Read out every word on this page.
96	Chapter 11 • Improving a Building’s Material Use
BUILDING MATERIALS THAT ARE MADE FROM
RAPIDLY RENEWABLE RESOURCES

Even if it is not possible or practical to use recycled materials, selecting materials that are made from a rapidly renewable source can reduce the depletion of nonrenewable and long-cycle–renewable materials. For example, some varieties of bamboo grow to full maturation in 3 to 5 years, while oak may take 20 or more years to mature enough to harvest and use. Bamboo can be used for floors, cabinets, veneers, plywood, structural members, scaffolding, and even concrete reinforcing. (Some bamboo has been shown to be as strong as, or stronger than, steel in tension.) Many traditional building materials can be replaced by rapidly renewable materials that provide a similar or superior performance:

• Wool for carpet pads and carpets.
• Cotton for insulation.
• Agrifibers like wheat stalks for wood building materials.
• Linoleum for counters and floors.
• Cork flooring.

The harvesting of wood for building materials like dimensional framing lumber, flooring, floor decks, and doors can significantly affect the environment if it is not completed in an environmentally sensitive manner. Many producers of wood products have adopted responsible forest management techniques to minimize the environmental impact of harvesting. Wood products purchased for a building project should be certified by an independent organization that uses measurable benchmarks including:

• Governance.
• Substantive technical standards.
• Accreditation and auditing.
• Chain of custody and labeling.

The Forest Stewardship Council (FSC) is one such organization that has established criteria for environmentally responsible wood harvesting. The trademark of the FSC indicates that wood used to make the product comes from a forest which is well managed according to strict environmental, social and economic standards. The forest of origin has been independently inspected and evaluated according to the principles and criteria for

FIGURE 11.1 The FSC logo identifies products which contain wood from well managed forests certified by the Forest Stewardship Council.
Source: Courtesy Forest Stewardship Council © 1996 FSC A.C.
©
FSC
....
▸ Description of the task
Extract all of the data shown above and repeat it verbatim.

▸ Output
Read out every word on this page.
96	Chapter 11 • Improving a Building’s Material Use
BUILDING MATERIALS THAT ARE MADE FROM
RAPIDLY RENEWABLE RESOURCES

Even if it is not possible or practical to use recycled materials, selecting materials that are made from a rapidly renewable source can reduce the depletion of nonrenewable and long-cycle–renewable materials. For example, some varieties of bamboo grow to full maturation in 3 to 5 years, while oak may take 20 or more years to mature enough to harvest and use. Bamboo can be used for floors, cabinets, veneers, plywood, structural members, scaffolding, and even concrete reinforcing. (Some bamboo has been shown to be as strong as, or stronger than, steel in tension.) Many traditional building materials can be replaced by rapidly renewable materials that provide a similar or superior performance:

• Wool for carpet pads and carpets.
• Cotton for insulation.
• Agrifibers like wheat stalks for wood building materials.
• Linoleum for counters and floors.
• Cork flooring.

The harvesting of wood for building materials like dimensional framing lumber, flooring, floor decks, and doors can significantly affect the environment if it is not completed in an environmentally sensitive manner. Many producers of wood products have adopted responsible forest management techniques to minimize the environmental impact of harvesting. Wood products purchased for a building project should be certified by an independent organization that uses measurable benchmarks including:

• Governance.
• Substantive technical standards.
• Accreditation and auditing.
• Chain of custody and labeling.

The Forest Stewardship Council (FSC) is one such organization that has established criteria for environmentally responsible wood harvesting. The trademark of the FSC indicates that wood used to make the product comes from a forest which is well managed according to strict environmental, social and economic standards. The forest of origin has been independently inspected and evaluated according to the principles and criteria for

FIGURE 11.1 The FSC logo identifies products which contain wood from well managed forests certified by the Forest Stewardship Council.
Source: Courtesy Forest Stewardship Council © 1996 FSC A.C.
©
FSC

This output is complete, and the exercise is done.